(Rows from a figure dataset)
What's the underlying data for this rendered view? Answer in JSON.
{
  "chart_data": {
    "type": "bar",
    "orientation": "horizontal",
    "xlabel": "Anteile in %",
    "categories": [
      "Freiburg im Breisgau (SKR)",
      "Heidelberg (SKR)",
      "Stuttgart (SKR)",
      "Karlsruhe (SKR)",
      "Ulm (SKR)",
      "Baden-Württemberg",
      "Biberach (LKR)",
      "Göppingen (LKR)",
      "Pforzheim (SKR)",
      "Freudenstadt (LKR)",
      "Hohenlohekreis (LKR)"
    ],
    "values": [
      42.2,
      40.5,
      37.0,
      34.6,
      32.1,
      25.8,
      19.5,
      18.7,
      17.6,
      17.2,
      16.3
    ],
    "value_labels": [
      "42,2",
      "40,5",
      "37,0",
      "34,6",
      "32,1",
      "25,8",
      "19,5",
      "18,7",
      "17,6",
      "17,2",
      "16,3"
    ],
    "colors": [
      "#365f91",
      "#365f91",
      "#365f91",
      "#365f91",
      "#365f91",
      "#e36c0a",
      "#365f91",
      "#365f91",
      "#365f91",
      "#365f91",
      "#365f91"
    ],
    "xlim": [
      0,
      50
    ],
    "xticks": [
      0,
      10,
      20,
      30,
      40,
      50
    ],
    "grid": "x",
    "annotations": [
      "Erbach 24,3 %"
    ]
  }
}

Problem to solve>
Set every line of the listing down word for word.

Solved exercise>
What's the underlying data for this rendered view? Answer in JSON.
{
  "chart_data": {
    "type": "bar",
    "orientation": "horizontal",
    "xlabel": "Anteile in %",
    "categories": [
      "Freiburg im Breisgau (SKR)",
      "Heidelberg (SKR)",
      "Stuttgart (SKR)",
      "Karlsruhe (SKR)",
      "Ulm (SKR)",
      "Baden-Württemberg",
      "Biberach (LKR)",
      "Göppingen (LKR)",
      "Pforzheim (SKR)",
      "Freudenstadt (LKR)",
      "Hohenlohekreis (LKR)"
    ],
    "values": [
      42.2,
      40.5,
      37.0,
      34.6,
      32.1,
      25.8,
      19.5,
      18.7,
      17.6,
      17.2,
      16.3
    ],
    "value_labels": [
      "42,2",
      "40,5",
      "37,0",
      "34,6",
      "32,1",
      "25,8",
      "19,5",
      "18,7",
      "17,6",
      "17,2",
      "16,3"
    ],
    "colors": [
      "#365f91",
      "#365f91",
      "#365f91",
      "#365f91",
      "#365f91",
      "#e36c0a",
      "#365f91",
      "#365f91",
      "#365f91",
      "#365f91",
      "#365f91"
    ],
    "xlim": [
      0,
      50
    ],
    "xticks": [
      0,
      10,
      20,
      30,
      40,
      50
    ],
    "grid": "x",
    "annotations": [
      "Erbach 24,3 %"
    ]
  }
}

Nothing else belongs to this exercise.